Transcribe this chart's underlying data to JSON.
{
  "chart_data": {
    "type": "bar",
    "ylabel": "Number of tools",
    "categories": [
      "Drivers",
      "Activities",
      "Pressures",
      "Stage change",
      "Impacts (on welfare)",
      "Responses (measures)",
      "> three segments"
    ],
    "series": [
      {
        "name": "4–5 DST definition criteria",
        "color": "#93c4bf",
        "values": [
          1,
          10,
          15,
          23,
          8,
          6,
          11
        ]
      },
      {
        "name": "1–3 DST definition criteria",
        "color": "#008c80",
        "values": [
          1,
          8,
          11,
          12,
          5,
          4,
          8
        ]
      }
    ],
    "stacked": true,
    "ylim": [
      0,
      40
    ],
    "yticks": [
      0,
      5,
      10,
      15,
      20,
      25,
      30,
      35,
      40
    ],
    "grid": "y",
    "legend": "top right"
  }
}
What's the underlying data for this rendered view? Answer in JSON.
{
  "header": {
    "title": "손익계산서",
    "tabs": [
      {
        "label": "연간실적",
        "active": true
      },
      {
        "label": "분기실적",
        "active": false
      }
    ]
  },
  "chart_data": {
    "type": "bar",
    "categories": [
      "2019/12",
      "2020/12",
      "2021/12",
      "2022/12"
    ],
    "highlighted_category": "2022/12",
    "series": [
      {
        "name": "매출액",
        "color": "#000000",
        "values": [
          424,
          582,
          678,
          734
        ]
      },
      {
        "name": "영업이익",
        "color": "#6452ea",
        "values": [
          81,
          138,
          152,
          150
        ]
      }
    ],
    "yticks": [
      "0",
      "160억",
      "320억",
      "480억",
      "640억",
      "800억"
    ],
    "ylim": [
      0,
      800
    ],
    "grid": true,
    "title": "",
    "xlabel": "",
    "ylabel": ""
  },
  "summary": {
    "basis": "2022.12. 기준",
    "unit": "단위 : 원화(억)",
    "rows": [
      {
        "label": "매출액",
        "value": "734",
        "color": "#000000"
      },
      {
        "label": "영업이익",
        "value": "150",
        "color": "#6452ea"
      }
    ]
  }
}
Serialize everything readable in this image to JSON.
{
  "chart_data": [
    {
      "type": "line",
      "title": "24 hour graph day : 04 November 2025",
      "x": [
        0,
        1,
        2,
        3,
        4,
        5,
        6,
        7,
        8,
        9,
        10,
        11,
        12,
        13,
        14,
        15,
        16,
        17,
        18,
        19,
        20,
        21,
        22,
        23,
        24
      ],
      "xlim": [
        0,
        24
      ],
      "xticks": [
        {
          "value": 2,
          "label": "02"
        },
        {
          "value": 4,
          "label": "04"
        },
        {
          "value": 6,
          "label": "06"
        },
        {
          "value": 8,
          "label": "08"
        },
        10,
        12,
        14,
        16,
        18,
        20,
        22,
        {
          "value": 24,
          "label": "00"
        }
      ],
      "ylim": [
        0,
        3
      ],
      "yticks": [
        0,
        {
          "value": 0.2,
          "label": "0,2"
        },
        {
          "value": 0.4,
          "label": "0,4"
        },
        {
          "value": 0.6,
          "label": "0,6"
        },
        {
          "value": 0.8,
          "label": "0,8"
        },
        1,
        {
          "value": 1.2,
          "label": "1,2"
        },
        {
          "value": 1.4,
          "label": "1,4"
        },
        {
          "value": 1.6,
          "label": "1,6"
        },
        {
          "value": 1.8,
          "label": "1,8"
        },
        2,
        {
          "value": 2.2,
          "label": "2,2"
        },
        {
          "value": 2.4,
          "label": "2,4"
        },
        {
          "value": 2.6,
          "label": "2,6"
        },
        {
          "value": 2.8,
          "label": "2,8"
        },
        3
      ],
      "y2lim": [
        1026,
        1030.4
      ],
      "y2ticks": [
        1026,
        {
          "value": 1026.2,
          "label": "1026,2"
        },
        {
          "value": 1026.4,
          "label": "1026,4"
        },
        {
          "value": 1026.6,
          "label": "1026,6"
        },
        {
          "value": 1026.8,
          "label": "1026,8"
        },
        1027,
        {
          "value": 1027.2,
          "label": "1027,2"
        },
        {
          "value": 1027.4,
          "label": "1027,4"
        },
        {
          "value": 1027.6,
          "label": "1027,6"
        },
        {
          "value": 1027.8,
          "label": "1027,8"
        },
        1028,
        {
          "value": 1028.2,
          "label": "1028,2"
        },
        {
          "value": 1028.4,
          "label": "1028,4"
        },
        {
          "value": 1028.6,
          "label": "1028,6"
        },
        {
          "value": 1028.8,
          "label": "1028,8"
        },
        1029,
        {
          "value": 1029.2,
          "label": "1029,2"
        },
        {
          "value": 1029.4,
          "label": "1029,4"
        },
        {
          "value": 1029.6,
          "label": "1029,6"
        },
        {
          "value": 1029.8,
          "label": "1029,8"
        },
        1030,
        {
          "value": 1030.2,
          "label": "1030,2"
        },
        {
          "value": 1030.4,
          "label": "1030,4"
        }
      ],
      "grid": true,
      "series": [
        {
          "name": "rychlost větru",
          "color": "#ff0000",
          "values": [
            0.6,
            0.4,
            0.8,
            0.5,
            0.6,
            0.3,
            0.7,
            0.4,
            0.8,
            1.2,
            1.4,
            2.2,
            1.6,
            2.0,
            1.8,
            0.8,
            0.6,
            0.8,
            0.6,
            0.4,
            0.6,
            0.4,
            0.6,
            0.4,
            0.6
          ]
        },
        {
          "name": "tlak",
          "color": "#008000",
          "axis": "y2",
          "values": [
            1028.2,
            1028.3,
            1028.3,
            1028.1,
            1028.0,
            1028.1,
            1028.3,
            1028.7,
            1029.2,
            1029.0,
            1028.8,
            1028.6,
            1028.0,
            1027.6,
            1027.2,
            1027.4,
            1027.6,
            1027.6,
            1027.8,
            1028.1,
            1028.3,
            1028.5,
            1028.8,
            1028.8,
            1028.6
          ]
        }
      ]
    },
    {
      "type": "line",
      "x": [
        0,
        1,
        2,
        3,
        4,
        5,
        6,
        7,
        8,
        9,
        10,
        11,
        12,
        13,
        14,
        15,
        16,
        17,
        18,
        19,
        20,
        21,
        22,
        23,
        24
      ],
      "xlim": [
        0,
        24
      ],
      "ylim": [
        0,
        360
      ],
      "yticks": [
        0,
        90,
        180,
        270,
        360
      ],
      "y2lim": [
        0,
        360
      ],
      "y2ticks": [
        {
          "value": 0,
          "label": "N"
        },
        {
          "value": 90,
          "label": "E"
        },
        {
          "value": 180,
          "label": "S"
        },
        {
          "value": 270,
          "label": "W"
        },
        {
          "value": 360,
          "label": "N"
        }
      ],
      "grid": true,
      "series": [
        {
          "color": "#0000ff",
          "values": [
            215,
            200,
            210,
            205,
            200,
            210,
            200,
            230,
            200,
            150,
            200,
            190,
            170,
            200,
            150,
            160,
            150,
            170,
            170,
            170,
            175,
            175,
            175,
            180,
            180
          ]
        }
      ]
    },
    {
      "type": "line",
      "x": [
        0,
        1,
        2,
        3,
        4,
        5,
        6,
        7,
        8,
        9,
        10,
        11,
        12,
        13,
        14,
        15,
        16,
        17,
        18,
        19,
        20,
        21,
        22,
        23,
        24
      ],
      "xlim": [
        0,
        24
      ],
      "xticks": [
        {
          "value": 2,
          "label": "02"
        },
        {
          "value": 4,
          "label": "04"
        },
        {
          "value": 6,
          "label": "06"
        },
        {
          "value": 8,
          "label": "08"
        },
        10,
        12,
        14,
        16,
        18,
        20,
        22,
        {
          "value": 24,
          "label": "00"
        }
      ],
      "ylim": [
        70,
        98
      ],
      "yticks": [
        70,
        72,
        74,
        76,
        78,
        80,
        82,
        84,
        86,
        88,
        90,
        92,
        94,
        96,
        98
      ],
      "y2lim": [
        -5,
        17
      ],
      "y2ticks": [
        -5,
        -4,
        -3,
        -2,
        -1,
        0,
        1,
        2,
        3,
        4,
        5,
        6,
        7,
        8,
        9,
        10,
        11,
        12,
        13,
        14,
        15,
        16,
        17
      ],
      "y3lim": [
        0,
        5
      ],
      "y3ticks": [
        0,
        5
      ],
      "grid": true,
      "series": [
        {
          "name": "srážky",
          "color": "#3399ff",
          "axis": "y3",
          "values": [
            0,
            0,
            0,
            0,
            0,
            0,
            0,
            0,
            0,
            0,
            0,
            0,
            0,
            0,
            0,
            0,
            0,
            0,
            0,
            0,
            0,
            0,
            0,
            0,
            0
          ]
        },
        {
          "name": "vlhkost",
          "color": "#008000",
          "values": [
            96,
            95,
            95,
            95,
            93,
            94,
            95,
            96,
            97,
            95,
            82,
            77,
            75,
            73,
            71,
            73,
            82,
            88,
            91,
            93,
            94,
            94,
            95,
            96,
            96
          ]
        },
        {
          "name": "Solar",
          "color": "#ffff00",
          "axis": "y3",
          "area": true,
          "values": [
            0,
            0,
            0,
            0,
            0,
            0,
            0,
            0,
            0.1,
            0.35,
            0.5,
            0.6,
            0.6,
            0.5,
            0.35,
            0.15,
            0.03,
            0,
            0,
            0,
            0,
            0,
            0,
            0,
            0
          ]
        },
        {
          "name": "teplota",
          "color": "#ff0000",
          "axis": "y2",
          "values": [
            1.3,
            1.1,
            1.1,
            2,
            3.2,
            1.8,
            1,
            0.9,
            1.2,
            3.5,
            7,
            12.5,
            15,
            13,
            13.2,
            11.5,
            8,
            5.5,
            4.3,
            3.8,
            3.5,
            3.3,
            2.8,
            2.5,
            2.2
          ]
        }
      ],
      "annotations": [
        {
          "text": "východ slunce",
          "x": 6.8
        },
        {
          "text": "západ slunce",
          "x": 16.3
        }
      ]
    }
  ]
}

▶ _Goal of the exercise_
List all lines from the entries that include the word "criteria".

▶ _Solved exercise_
        "name": "4–5 DST definition criteria",
        "name": "1–3 DST definition criteria",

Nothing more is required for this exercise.